*WHAT YOU ARE ASKED TO DO*
Return all lines with the word "politicians" in them.

Records:
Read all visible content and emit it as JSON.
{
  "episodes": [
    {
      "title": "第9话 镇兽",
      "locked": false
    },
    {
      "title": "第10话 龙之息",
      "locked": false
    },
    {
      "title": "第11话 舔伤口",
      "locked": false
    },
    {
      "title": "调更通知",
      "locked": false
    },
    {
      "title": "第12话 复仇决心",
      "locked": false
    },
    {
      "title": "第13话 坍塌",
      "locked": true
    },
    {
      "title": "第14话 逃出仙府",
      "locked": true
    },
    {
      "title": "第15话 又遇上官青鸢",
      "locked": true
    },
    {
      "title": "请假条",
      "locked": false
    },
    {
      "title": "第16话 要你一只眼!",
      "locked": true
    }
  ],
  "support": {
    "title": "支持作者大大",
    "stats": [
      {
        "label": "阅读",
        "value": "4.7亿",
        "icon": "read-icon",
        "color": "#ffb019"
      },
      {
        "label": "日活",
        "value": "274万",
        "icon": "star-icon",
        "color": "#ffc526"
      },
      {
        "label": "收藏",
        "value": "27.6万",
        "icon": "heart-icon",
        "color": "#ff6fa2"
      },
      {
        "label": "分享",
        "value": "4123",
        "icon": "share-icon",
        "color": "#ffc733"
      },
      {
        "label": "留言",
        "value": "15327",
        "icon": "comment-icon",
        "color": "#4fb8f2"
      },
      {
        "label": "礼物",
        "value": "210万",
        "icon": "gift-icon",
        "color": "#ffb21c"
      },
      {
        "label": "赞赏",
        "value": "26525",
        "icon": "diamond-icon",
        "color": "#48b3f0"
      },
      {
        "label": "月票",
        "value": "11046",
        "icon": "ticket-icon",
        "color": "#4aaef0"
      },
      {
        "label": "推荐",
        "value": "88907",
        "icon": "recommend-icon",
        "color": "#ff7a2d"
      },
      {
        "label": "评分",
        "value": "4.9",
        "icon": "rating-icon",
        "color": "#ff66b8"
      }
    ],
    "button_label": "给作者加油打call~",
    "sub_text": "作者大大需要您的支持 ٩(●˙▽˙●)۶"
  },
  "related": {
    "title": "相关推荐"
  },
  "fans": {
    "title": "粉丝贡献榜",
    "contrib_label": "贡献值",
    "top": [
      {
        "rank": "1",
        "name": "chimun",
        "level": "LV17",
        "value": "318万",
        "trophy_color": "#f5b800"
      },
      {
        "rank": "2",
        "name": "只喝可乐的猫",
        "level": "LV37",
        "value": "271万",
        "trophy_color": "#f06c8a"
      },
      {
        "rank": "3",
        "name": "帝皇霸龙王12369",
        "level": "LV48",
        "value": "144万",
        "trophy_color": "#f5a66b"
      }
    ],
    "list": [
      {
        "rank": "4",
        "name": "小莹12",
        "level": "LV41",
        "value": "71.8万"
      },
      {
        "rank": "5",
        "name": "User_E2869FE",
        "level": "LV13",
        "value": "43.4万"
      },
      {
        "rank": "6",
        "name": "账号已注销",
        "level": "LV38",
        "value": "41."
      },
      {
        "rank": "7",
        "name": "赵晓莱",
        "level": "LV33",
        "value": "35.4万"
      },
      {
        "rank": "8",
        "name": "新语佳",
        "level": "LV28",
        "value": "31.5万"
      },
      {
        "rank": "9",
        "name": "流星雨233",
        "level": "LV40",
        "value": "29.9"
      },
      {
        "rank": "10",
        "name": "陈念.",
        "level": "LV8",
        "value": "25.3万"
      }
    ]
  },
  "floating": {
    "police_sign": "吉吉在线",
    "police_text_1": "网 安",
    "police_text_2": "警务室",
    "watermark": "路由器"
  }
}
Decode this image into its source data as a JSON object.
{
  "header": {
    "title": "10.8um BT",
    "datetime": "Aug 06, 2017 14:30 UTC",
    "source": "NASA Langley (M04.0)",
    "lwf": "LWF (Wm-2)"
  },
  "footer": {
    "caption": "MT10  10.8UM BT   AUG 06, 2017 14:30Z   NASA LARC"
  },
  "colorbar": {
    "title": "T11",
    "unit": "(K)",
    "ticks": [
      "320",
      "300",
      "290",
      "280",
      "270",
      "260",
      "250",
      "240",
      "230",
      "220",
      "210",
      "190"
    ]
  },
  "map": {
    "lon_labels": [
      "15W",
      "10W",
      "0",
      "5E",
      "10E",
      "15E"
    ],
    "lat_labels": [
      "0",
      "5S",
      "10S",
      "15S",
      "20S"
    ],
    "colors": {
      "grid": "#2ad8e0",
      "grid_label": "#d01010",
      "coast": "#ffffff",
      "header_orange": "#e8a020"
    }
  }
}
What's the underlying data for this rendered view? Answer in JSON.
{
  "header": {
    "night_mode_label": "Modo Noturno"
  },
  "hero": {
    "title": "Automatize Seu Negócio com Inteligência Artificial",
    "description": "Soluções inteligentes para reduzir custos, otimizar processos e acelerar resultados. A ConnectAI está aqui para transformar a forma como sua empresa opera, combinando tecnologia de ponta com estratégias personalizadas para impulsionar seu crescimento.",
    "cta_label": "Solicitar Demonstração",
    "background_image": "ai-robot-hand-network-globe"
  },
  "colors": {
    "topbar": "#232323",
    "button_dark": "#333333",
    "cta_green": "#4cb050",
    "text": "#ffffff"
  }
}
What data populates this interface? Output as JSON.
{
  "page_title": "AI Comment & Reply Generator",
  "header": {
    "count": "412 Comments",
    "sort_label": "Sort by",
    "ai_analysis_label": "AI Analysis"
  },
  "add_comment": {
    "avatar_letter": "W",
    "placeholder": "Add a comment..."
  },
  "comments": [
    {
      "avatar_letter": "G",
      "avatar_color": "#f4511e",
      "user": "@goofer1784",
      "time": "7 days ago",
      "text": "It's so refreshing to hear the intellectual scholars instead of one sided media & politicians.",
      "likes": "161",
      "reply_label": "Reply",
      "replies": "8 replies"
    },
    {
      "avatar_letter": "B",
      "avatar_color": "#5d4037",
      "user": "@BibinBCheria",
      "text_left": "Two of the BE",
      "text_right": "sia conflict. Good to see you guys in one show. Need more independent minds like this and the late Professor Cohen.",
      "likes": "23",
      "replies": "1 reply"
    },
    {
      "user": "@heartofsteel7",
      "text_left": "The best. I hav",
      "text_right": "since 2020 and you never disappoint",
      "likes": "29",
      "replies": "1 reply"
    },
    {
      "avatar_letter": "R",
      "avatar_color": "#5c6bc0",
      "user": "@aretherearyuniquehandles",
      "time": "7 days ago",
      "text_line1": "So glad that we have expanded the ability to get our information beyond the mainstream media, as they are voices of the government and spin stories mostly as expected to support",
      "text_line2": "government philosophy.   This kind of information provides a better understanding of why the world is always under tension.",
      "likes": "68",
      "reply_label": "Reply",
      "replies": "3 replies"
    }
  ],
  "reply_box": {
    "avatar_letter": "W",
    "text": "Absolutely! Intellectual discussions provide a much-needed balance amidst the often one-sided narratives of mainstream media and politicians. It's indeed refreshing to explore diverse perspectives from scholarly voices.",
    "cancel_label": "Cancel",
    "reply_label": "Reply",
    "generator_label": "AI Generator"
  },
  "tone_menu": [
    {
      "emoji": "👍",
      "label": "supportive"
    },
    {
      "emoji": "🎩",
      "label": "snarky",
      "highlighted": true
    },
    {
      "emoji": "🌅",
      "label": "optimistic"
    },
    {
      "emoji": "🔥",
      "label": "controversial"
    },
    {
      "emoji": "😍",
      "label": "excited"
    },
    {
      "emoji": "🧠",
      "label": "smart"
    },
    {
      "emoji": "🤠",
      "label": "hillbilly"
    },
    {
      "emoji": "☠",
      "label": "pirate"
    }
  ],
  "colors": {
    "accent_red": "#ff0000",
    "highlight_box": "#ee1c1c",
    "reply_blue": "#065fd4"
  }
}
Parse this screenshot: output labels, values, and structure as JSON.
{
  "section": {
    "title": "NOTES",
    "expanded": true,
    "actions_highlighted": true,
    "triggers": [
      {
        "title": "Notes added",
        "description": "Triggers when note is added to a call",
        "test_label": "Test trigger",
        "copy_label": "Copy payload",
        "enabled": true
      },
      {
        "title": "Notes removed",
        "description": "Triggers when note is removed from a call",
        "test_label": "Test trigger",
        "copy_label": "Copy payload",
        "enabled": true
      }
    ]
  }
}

*TASK RESPONSE*
      "text": "It's so refreshing to hear the intellectual scholars instead of one sided media & politicians.",
    "text": "Absolutely! Intellectual discussions provide a much-needed balance amidst the often one-sided narratives of mainstream media and politicians. It's indeed refreshing to explore diverse perspectives from scholarly voices.",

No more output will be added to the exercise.